_EXTRAIT À LIRE:_
Scolariser des enfants Roms, c’est possible. C’est le message que George Pau-Langevin a fait passer vendredi 22 février à Triel (78). Dans cette commune gérée par la droite, la scolarisation des enfants Roms ne pose problème ni à la municipalité, ni aux enseignants, ni aux parents d’élèves. Pas davantage aux enfants qui travaillent et jouent ensemble. La ministre rappelle la valeur du vivre ensemble, un peu perdue de vue à Ris-Orangis, Saint-Fons et peut-être même parfois Place Beauvau…
Comment faire honte à ses amis quand ils s’oublient ? C’est peut-être la réponse à cette question que George Pau-Langevin est allée chercher à Triel (78) le 22 février. Dans cette ville de 12 000 âmes, dans l’ouest parisien, une dizaine d’écoles scolarisent les enfants des pavillons. A la sortie de la ville, une dizaine de bidonvilles, camouflés sur les anciens terrains d’épandage des eaux usées de Paris, abritent des Roms et des enfants du voyage. Un campement regroupe des caravanes alignées en forme de coeur. C’est là que survivent une cinquantaine de familles Roms avec leurs enfants. 29 sont scolarisés à l’école élémentaire des Hublins au milieu de 260 enfants français. Et c’est ce que G. Pau-Langevin est venue voir.

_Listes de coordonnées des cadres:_
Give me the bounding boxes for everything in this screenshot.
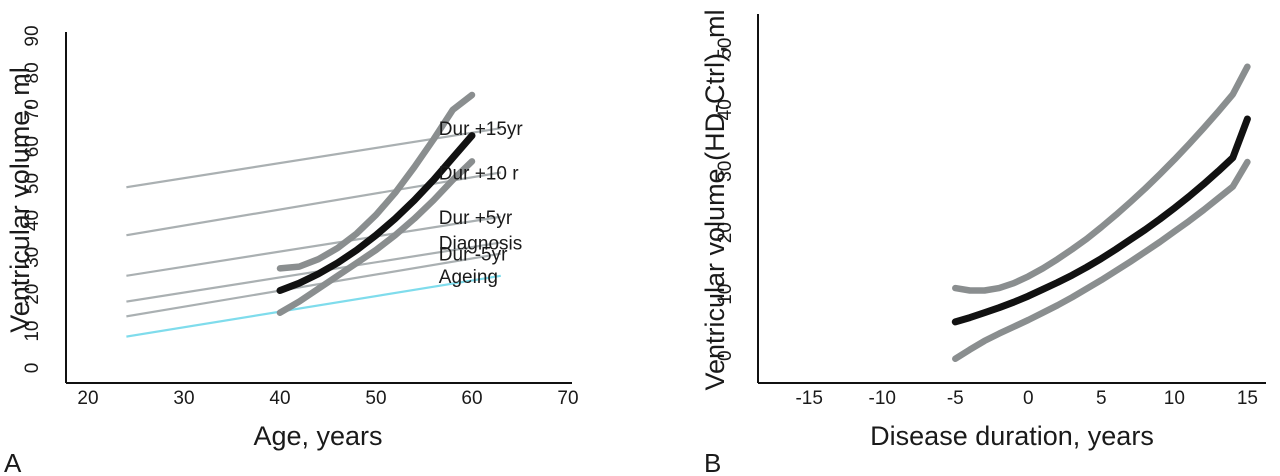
panel-a-y-tick-label: 10 xyxy=(22,321,43,342)
panel-a-y-tick-label: 80 xyxy=(22,62,43,83)
panel-a-y-tick-label: 0 xyxy=(22,363,43,374)
panel-b-mean-curve xyxy=(951,115,1251,326)
panel-a-y-tick-label: 60 xyxy=(22,136,43,157)
panel-a-lower-curve xyxy=(276,158,476,316)
panel-b-y-tick-label: 30 xyxy=(715,161,736,182)
panel-a-plot-area xyxy=(126,91,501,338)
panel-a-x-tick-label: 30 xyxy=(173,388,194,409)
panel-a-y-tick-label: 30 xyxy=(22,247,43,268)
panel-b-chart: -15 -10 -5 0 5 10 15 0 10 20 30 40 50 Disease durati… xyxy=(700,9,1266,476)
panel-a-trajectory-label: Dur +15yr xyxy=(439,119,524,140)
panel-a-trajectory-line xyxy=(126,215,501,277)
panel-a-mean-curve xyxy=(276,132,476,294)
panel-b-plot-area xyxy=(951,63,1251,363)
panel-b-y-tick-label: 50 xyxy=(715,38,736,59)
panel-a-x-axis-label: Age, years xyxy=(253,421,382,451)
panel-b-x-tick-label: -15 xyxy=(795,388,822,409)
panel-a-label: A xyxy=(4,448,22,476)
panel-a-y-tick-label: 70 xyxy=(22,99,43,120)
panel-a-trajectory-label: Dur +10 r xyxy=(439,163,519,184)
panel-b-x-axis-label: Disease duration, years xyxy=(870,421,1154,451)
panel-a-trajectory-line xyxy=(126,274,501,338)
panel-a-trajectory-label: Diagnosis xyxy=(439,234,522,255)
panel-b-y-axis-label: Ventricular volume (HD-Ctrl), ml xyxy=(700,9,730,390)
panel-b-x-tick-label: -10 xyxy=(869,388,896,409)
panel-a-trajectory-line xyxy=(126,252,501,318)
panel-a-y-axis-label: Ventricular volume, ml xyxy=(5,67,35,333)
panel-a-trajectory-label: Dur -5yr xyxy=(439,245,508,266)
panel-a-upper-curve xyxy=(276,91,476,272)
panel-a-y-tick-label: 90 xyxy=(22,25,43,46)
panel-a-axes xyxy=(65,32,572,384)
panel-a-trajectory-line xyxy=(126,127,501,189)
panel-b-x-tick-label: -5 xyxy=(947,388,964,409)
panel-b-x-tick-label: 10 xyxy=(1164,388,1185,409)
panel-a-trajectory-label: Ageing xyxy=(439,267,498,288)
panel-b-x-tick-label: 0 xyxy=(1023,388,1034,409)
panel-a-y-tick-label: 50 xyxy=(22,173,43,194)
panel-a-x-tick-label: 20 xyxy=(77,388,98,409)
panel-b-x-tick-label: 15 xyxy=(1237,388,1258,409)
panel-b-lower-curve xyxy=(952,158,1251,363)
panel-b-y-tick-label: 40 xyxy=(715,99,736,120)
panel-b-y-tick-label: 10 xyxy=(715,284,736,305)
panel-b-tick-labels: -15 -10 -5 0 5 10 15 0 10 20 30 40 50 xyxy=(715,38,1258,409)
panel-b-label: B xyxy=(704,448,721,476)
panel-a-tick-labels: 20 30 40 50 60 70 0 10 20 30 40 50 60 70 80 90 xyxy=(22,25,579,409)
panel-a-trajectory-label: Dur +5yr xyxy=(439,208,513,229)
panel-a-x-tick-label: 50 xyxy=(365,388,386,409)
panel-a-x-tick-label: 70 xyxy=(557,388,578,409)
panel-b-axes xyxy=(757,14,1266,384)
panel-a-x-tick-label: 40 xyxy=(269,388,290,409)
panel-a-y-tick-label: 40 xyxy=(22,210,43,231)
panel-b-x-tick-label: 5 xyxy=(1096,388,1107,409)
panel-a-y-tick-label: 20 xyxy=(22,284,43,305)
panel-b-y-tick-label: 20 xyxy=(715,222,736,243)
panel-b-y-tick-label: 0 xyxy=(715,350,736,361)
panel-a-trajectory-line xyxy=(126,171,501,237)
panel-a-x-tick-label: 60 xyxy=(461,388,482,409)
panel-a-trajectory-line xyxy=(126,241,501,303)
panel-b-upper-curve xyxy=(952,63,1251,294)
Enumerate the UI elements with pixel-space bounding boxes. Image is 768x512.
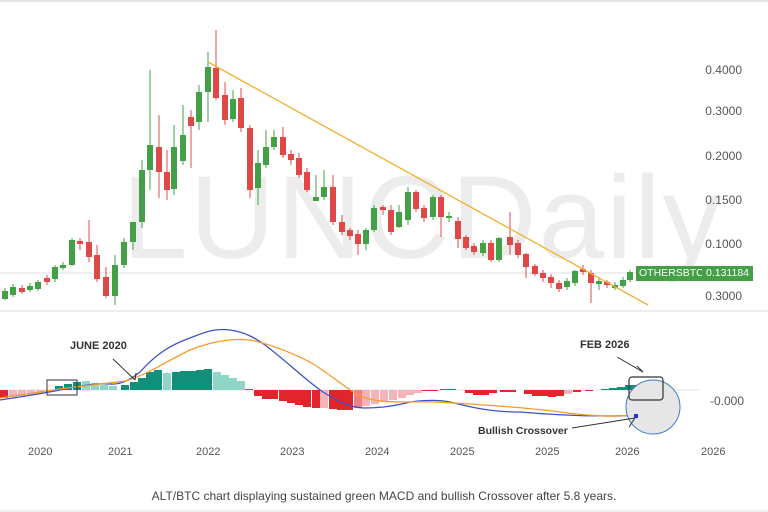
bottom-border	[0, 510, 768, 512]
pane-separator[interactable]	[0, 310, 768, 312]
symbol-tag: OTHERSBTC	[636, 266, 707, 281]
trendline	[207, 61, 649, 306]
y-axis-label: 0.1000	[705, 237, 742, 251]
y-axis-label: 0.3000	[705, 289, 742, 303]
annotation-feb-2026: FEB 2026	[580, 339, 630, 351]
y-axis-label: 0.3000	[705, 104, 742, 118]
x-axis-label: 2026	[701, 446, 726, 458]
annotation-june-2020: JUNE 2020	[70, 340, 127, 352]
x-axis-label: 2025	[535, 446, 560, 458]
chart-caption: ALT/BTC chart displaying sustained green…	[151, 489, 617, 503]
price-tag: 0.131184	[702, 266, 754, 281]
macd-axis-label: -0.000	[709, 394, 744, 408]
x-axis-label: 2021	[108, 446, 133, 458]
signal-line	[0, 338, 658, 417]
x-axis-label: 2023	[280, 446, 305, 458]
y-axis-label: 0.4000	[705, 63, 742, 77]
y-axis-label: 0.2000	[705, 149, 742, 163]
x-axis-label: 2025	[450, 446, 475, 458]
x-axis-label: 2020	[28, 446, 53, 458]
annotation-bullish-crossover: Bullish Crossover	[478, 425, 568, 437]
candles	[2, 30, 633, 305]
macd-line	[0, 328, 641, 417]
x-axis-label: 2026	[615, 446, 640, 458]
top-border	[0, 0, 768, 2]
y-axis-label: 0.1500	[705, 193, 742, 207]
x-axis-label: 2024	[365, 446, 390, 458]
macd-histogram	[0, 369, 654, 410]
x-axis-label: 2022	[196, 446, 221, 458]
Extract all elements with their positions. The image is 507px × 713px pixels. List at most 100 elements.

_OBJECTIF 1:_
Répondez à ces questions sur l'extrait :
(a) Quel jour George Pau-Langevin s'est-elle rendue à Triel ?
(b) Combien d'habitants compte Triel ?
(c) Combien d'enfants Roms sont scolarisés à l'école élémentaire des Hublins ?
_OBJECTIF 2:_
Dans les enregistrements, modifiez le passage qui va de la ligne contenant « panel-a-y-tick-label: 10 xyxy=(22,321,43,342) » jusqu'à la ligne contenant « panel-a-x-tick-label: 30 xyxy=(173,388,194,409) », bornes comprises. Remplacez « panel-a-y-tick-label » par « panel-a-y-graduation » et réécrivez uniquement ces lignes, sans rien changer d'autre.

_CORRIGÉ COMPLET 1:_
(a) Le vendredi 22 février.
(b) 12 000 habitants.
(c) 29 enfants.

_CORRIGÉ COMPLET 2:_
panel-a-y-graduation: 10 xyxy=(22,321,43,342)
panel-a-y-graduation: 80 xyxy=(22,62,43,83)
panel-a-y-graduation: 0 xyxy=(22,363,43,374)
panel-b-mean-curve xyxy=(951,115,1251,326)
panel-a-y-graduation: 60 xyxy=(22,136,43,157)
panel-a-lower-curve xyxy=(276,158,476,316)
panel-b-y-tick-label: 30 xyxy=(715,161,736,182)
panel-a-plot-area xyxy=(126,91,501,338)
panel-a-x-tick-label: 30 xyxy=(173,388,194,409)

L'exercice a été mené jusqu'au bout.